◆ **Source data**
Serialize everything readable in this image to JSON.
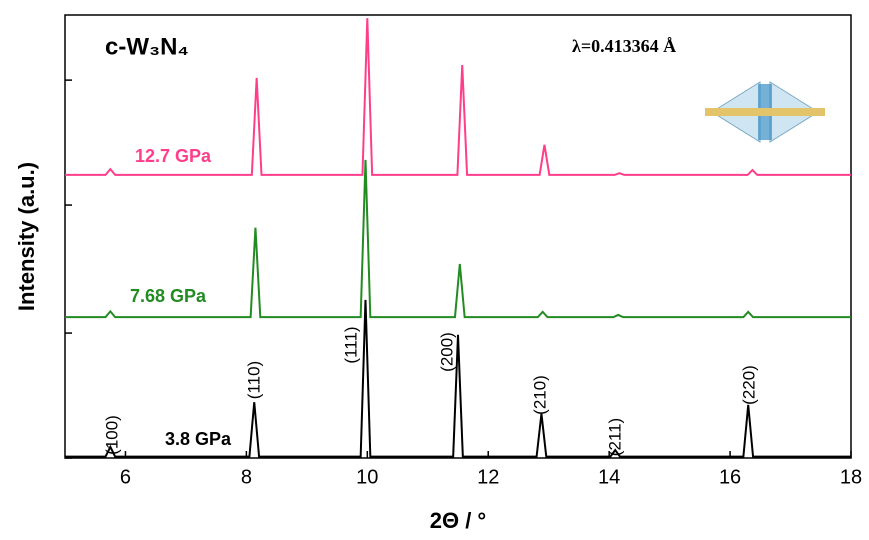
{
  "chart_data": {
    "type": "line",
    "title": "c-W₃N₄",
    "annotation_wavelength": "λ=0.413364 Å",
    "x_label": "2Θ / °",
    "y_label": "Intensity (a.u.)",
    "xlim": [
      5,
      18
    ],
    "xticks": [
      6,
      8,
      10,
      12,
      14,
      16,
      18
    ],
    "ylim": [
      0,
      100
    ],
    "yticks": [
      0,
      28.2,
      57.1,
      85.3
    ],
    "peak_labels": [
      "(100)",
      "(110)",
      "(111)",
      "(200)",
      "(210)",
      "(211)",
      "(220)"
    ],
    "series": [
      {
        "name": "3.8 GPa",
        "color": "#000000",
        "x": [
          5,
          5.67,
          5.75,
          5.83,
          8.05,
          8.13,
          8.21,
          9.89,
          9.97,
          10.05,
          11.42,
          11.5,
          11.58,
          12.8,
          12.88,
          12.96,
          14.02,
          14.1,
          14.18,
          16.22,
          16.3,
          16.38,
          18
        ],
        "values": [
          0.3,
          0.3,
          2.5,
          0.3,
          0.3,
          12.6,
          0.3,
          0.3,
          35.7,
          0.3,
          0.3,
          27.8,
          0.3,
          0.3,
          10,
          0.3,
          0.3,
          1.8,
          0.3,
          0.3,
          12,
          0.3,
          0.3
        ]
      },
      {
        "name": "7.68 GPa",
        "color": "#228b22",
        "x": [
          5,
          5.67,
          5.75,
          5.83,
          8.07,
          8.15,
          8.23,
          9.89,
          9.97,
          10.05,
          11.45,
          11.53,
          11.61,
          12.82,
          12.9,
          12.98,
          14.07,
          14.15,
          14.23,
          16.22,
          16.3,
          16.38,
          18
        ],
        "values": [
          31.8,
          31.8,
          33.1,
          31.8,
          31.8,
          52,
          31.8,
          31.8,
          67.3,
          31.8,
          31.8,
          43.8,
          31.8,
          31.8,
          33,
          31.8,
          31.8,
          32.3,
          31.8,
          31.8,
          33,
          31.8,
          31.8
        ]
      },
      {
        "name": "12.7 GPa",
        "color": "#ff3d8b",
        "x": [
          5,
          5.67,
          5.75,
          5.83,
          8.09,
          8.17,
          8.25,
          9.92,
          10.0,
          10.08,
          11.49,
          11.57,
          11.65,
          12.85,
          12.93,
          13.01,
          14.09,
          14.17,
          14.25,
          16.29,
          16.37,
          16.45,
          18
        ],
        "values": [
          63.9,
          63.9,
          65.2,
          63.9,
          63.9,
          85.8,
          63.9,
          63.9,
          99.3,
          63.9,
          63.9,
          88.7,
          63.9,
          63.9,
          70.7,
          63.9,
          63.9,
          64.3,
          63.9,
          63.9,
          65,
          63.9,
          63.9
        ]
      }
    ]
  }
}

◆ **Stated task**
Leave out every picture and copy the rest of the records exactly.

◆ **Task output**
Serialize everything readable in this image to JSON.
{
  "chart_data": {
    "type": "line",
    "title": "c-W₃N₄",
    "annotation_wavelength": "λ=0.413364 Å",
    "x_label": "2Θ / °",
    "y_label": "Intensity (a.u.)",
    "xlim": [
      5,
      18
    ],
    "xticks": [
      6,
      8,
      10,
      12,
      14,
      16,
      18
    ],
    "ylim": [
      0,
      100
    ],
    "yticks": [
      0,
      28.2,
      57.1,
      85.3
    ],
    "peak_labels": [
      "(100)",
      "(110)",
      "(111)",
      "(200)",
      "(210)",
      "(211)",
      "(220)"
    ],
    "series": [
      {
        "name": "3.8 GPa",
        "color": "#000000",
        "x": [
          5,
          5.67,
          5.75,
          5.83,
          8.05,
          8.13,
          8.21,
          9.89,
          9.97,
          10.05,
          11.42,
          11.5,
          11.58,
          12.8,
          12.88,
          12.96,
          14.02,
          14.1,
          14.18,
          16.22,
          16.3,
          16.38,
          18
        ],
        "values": [
          0.3,
          0.3,
          2.5,
          0.3,
          0.3,
          12.6,
          0.3,
          0.3,
          35.7,
          0.3,
          0.3,
          27.8,
          0.3,
          0.3,
          10,
          0.3,
          0.3,
          1.8,
          0.3,
          0.3,
          12,
          0.3,
          0.3
        ]
      },
      {
        "name": "7.68 GPa",
        "color": "#228b22",
        "x": [
          5,
          5.67,
          5.75,
          5.83,
          8.07,
          8.15,
          8.23,
          9.89,
          9.97,
          10.05,
          11.45,
          11.53,
          11.61,
          12.82,
          12.9,
          12.98,
          14.07,
          14.15,
          14.23,
          16.22,
          16.3,
          16.38,
          18
        ],
        "values": [
          31.8,
          31.8,
          33.1,
          31.8,
          31.8,
          52,
          31.8,
          31.8,
          67.3,
          31.8,
          31.8,
          43.8,
          31.8,
          31.8,
          33,
          31.8,
          31.8,
          32.3,
          31.8,
          31.8,
          33,
          31.8,
          31.8
        ]
      },
      {
        "name": "12.7 GPa",
        "color": "#ff3d8b",
        "x": [
          5,
          5.67,
          5.75,
          5.83,
          8.09,
          8.17,
          8.25,
          9.92,
          10.0,
          10.08,
          11.49,
          11.57,
          11.65,
          12.85,
          12.93,
          13.01,
          14.09,
          14.17,
          14.25,
          16.29,
          16.37,
          16.45,
          18
        ],
        "values": [
          63.9,
          63.9,
          65.2,
          63.9,
          63.9,
          85.8,
          63.9,
          63.9,
          99.3,
          63.9,
          63.9,
          88.7,
          63.9,
          63.9,
          70.7,
          63.9,
          63.9,
          64.3,
          63.9,
          63.9,
          65,
          63.9,
          63.9
        ]
      }
    ]
  }
}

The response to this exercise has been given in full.